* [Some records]
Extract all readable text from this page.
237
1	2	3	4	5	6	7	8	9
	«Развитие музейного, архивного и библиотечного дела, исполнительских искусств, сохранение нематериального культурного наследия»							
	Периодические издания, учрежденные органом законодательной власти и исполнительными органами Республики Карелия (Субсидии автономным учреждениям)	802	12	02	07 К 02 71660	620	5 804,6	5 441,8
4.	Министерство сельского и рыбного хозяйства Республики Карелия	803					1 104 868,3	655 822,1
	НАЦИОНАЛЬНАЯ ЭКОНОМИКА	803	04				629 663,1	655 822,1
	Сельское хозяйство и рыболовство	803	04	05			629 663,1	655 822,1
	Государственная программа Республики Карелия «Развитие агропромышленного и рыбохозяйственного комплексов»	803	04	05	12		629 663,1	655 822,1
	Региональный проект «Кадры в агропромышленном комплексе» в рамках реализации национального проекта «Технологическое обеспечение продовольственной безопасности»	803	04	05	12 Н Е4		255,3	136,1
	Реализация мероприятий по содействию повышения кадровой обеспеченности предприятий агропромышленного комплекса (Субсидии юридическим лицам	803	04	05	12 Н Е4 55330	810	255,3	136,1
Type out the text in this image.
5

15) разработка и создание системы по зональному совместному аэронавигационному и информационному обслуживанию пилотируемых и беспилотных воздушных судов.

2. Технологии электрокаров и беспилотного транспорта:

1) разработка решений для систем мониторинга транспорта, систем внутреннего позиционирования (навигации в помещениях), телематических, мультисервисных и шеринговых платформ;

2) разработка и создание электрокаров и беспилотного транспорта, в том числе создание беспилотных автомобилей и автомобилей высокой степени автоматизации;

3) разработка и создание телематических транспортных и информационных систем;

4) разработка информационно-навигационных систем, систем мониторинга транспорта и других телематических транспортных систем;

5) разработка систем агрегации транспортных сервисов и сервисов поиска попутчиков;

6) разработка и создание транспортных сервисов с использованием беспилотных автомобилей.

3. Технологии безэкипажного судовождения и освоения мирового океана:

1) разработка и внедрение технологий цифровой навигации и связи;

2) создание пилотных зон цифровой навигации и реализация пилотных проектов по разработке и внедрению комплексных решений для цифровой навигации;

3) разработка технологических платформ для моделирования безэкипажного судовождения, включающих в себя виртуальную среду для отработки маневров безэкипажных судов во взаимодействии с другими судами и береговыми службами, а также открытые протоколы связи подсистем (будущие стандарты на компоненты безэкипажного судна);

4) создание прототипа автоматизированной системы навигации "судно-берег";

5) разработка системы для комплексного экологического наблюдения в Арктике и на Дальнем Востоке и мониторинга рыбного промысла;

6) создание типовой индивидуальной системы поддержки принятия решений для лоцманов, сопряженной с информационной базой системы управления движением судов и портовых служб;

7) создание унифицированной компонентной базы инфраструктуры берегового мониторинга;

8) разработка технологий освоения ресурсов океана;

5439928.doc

* [Short problem] Set down all of the entries exactly, please.

* [Worked solution]
Extract all readable text from this page.
237
1	2	3	4	5	6	7	8	9
	«Развитие музейного, архивного и библиотечного дела, исполнительских искусств, сохранение нематериального культурного наследия»							
	Периодические издания, учрежденные органом законодательной власти и исполнительными органами Республики Карелия (Субсидии автономным учреждениям)	802	12	02	07 К 02 71660	620	5 804,6	5 441,8
4.	Министерство сельского и рыбного хозяйства Республики Карелия	803					1 104 868,3	655 822,1
	НАЦИОНАЛЬНАЯ ЭКОНОМИКА	803	04				629 663,1	655 822,1
	Сельское хозяйство и рыболовство	803	04	05			629 663,1	655 822,1
	Государственная программа Республики Карелия «Развитие агропромышленного и рыбохозяйственного комплексов»	803	04	05	12		629 663,1	655 822,1
	Региональный проект «Кадры в агропромышленном комплексе» в рамках реализации национального проекта «Технологическое обеспечение продовольственной безопасности»	803	04	05	12 Н Е4		255,3	136,1
	Реализация мероприятий по содействию повышения кадровой обеспеченности предприятий агропромышленного комплекса (Субсидии юридическим лицам	803	04	05	12 Н Е4 55330	810	255,3	136,1
Type out the text in this image.
5

15) разработка и создание системы по зональному совместному аэронавигационному и информационному обслуживанию пилотируемых и беспилотных воздушных судов.

2. Технологии электрокаров и беспилотного транспорта:

1) разработка решений для систем мониторинга транспорта, систем внутреннего позиционирования (навигации в помещениях), телематических, мультисервисных и шеринговых платформ;

2) разработка и создание электрокаров и беспилотного транспорта, в том числе создание беспилотных автомобилей и автомобилей высокой степени автоматизации;

3) разработка и создание телематических транспортных и информационных систем;

4) разработка информационно-навигационных систем, систем мониторинга транспорта и других телематических транспортных систем;

5) разработка систем агрегации транспортных сервисов и сервисов поиска попутчиков;

6) разработка и создание транспортных сервисов с использованием беспилотных автомобилей.

3. Технологии безэкипажного судовождения и освоения мирового океана:

1) разработка и внедрение технологий цифровой навигации и связи;

2) создание пилотных зон цифровой навигации и реализация пилотных проектов по разработке и внедрению комплексных решений для цифровой навигации;

3) разработка технологических платформ для моделирования безэкипажного судовождения, включающих в себя виртуальную среду для отработки маневров безэкипажных судов во взаимодействии с другими судами и береговыми службами, а также открытые протоколы связи подсистем (будущие стандарты на компоненты безэкипажного судна);

4) создание прототипа автоматизированной системы навигации "судно-берег";

5) разработка системы для комплексного экологического наблюдения в Арктике и на Дальнем Востоке и мониторинга рыбного промысла;

6) создание типовой индивидуальной системы поддержки принятия решений для лоцманов, сопряженной с информационной базой системы управления движением судов и портовых служб;

7) создание унифицированной компонентной базы инфраструктуры берегового мониторинга;

8) разработка технологий освоения ресурсов океана;

5439928.doc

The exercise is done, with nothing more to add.